◆ **Directions for this task**
Search the listing below for "color". Copy each matching line.

-------------------------

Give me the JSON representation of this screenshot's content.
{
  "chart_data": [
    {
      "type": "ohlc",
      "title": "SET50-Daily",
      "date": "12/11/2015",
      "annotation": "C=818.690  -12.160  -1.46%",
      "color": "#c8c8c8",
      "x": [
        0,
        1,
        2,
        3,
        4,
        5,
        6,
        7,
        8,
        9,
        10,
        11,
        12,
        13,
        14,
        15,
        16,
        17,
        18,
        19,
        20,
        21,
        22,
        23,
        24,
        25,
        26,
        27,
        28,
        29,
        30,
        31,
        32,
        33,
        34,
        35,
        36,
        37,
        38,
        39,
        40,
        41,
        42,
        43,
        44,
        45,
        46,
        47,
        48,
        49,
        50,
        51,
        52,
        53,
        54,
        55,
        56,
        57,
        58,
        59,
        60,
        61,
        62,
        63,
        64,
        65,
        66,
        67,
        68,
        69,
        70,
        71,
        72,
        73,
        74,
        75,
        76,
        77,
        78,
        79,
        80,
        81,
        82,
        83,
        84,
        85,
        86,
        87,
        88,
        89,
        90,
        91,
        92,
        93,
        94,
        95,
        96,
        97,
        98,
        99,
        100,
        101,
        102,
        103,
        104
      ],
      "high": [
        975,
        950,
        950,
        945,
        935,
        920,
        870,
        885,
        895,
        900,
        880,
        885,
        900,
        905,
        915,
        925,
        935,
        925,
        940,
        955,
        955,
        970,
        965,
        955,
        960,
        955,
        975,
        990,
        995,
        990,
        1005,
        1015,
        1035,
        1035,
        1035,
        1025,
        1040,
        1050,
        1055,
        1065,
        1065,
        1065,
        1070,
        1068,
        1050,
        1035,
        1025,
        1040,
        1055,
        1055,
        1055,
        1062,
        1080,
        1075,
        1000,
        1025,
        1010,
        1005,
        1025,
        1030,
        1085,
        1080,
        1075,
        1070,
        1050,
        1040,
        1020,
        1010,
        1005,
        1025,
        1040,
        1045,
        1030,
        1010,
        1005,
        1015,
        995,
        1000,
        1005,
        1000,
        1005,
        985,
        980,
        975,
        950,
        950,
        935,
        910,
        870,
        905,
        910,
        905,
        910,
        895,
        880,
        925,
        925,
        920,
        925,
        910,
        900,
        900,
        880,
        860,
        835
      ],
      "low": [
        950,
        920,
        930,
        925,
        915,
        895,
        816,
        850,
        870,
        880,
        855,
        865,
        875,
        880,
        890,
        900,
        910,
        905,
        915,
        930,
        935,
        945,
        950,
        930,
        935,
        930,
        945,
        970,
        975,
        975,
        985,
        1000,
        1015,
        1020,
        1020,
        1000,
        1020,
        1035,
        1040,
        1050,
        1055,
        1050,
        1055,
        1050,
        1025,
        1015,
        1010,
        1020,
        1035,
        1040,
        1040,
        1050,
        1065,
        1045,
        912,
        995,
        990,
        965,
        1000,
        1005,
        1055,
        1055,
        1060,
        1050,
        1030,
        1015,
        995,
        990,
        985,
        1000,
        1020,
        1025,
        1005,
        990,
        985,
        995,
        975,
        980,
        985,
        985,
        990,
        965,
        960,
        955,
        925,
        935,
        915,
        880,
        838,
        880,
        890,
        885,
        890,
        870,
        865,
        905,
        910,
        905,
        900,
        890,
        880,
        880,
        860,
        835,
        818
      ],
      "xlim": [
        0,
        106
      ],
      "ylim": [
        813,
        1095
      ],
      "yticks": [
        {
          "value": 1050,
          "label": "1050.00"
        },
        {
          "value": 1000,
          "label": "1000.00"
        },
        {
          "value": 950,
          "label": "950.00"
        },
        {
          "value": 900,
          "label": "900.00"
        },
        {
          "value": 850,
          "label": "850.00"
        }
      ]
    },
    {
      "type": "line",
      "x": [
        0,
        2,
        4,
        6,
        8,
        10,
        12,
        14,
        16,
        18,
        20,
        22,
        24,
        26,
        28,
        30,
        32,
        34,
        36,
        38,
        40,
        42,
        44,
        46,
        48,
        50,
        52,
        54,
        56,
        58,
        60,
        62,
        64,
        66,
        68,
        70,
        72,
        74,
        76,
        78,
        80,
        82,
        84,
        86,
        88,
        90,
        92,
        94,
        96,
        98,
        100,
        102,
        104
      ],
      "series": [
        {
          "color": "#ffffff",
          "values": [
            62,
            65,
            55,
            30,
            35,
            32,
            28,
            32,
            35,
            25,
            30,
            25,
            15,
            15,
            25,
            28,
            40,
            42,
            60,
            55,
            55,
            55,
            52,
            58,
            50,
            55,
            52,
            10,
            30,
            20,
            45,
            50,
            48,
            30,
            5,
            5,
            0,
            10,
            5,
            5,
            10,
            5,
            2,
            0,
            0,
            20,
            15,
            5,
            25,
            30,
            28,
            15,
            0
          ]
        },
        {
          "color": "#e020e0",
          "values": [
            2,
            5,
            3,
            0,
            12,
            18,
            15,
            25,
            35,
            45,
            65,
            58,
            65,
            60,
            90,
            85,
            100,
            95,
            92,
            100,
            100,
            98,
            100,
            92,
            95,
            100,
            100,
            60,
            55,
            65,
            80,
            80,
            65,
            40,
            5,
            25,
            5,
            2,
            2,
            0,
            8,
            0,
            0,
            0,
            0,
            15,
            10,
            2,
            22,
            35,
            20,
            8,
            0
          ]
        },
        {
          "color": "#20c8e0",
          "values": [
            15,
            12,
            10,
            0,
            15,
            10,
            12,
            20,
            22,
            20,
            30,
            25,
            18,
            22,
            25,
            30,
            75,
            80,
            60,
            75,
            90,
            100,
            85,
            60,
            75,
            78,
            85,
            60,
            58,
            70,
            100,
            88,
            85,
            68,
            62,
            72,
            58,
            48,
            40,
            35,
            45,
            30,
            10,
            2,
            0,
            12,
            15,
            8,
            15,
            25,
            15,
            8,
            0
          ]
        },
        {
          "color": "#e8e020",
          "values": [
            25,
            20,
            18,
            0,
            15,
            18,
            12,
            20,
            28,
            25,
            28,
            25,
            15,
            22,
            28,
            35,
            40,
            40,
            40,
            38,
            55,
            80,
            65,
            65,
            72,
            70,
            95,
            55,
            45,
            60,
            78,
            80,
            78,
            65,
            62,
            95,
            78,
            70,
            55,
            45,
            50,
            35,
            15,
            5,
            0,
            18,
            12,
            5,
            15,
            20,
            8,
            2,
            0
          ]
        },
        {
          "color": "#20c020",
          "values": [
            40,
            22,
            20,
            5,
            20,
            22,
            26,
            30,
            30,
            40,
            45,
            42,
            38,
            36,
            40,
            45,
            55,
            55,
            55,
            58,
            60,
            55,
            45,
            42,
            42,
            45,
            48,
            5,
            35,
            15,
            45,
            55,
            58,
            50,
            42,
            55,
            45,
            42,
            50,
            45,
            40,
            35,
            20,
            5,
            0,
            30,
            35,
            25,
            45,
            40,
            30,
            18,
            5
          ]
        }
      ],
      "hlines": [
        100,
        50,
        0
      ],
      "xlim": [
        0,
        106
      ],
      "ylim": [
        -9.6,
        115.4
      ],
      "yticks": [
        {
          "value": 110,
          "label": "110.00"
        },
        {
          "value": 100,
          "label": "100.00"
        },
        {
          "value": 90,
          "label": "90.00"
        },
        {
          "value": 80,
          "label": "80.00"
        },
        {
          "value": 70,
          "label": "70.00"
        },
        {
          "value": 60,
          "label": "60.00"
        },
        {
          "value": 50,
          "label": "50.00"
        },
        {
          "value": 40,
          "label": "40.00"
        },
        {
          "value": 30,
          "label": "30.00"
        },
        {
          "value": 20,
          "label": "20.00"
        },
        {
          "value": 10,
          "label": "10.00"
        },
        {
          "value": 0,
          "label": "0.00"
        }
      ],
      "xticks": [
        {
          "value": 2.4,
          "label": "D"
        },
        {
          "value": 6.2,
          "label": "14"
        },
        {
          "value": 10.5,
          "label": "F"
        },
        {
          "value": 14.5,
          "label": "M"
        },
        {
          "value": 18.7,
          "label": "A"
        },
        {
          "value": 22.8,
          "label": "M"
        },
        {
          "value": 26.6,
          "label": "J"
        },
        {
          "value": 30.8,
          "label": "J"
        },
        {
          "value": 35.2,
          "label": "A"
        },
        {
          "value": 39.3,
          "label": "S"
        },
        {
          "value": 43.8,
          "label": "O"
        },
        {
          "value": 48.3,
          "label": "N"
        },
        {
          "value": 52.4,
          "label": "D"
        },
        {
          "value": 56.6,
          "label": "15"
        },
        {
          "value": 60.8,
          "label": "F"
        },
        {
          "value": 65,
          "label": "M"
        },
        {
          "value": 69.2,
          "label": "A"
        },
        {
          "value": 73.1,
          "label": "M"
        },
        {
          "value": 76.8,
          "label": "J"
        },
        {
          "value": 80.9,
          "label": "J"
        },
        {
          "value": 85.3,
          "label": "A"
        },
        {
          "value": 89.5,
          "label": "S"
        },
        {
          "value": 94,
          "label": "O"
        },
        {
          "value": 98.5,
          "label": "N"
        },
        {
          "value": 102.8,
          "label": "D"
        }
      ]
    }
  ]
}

-------------------------

◆ **The output**
      "color": "#c8c8c8",
          "color": "#ffffff",
          "color": "#e020e0",
          "color": "#20c8e0",
          "color": "#e8e020",
          "color": "#20c020",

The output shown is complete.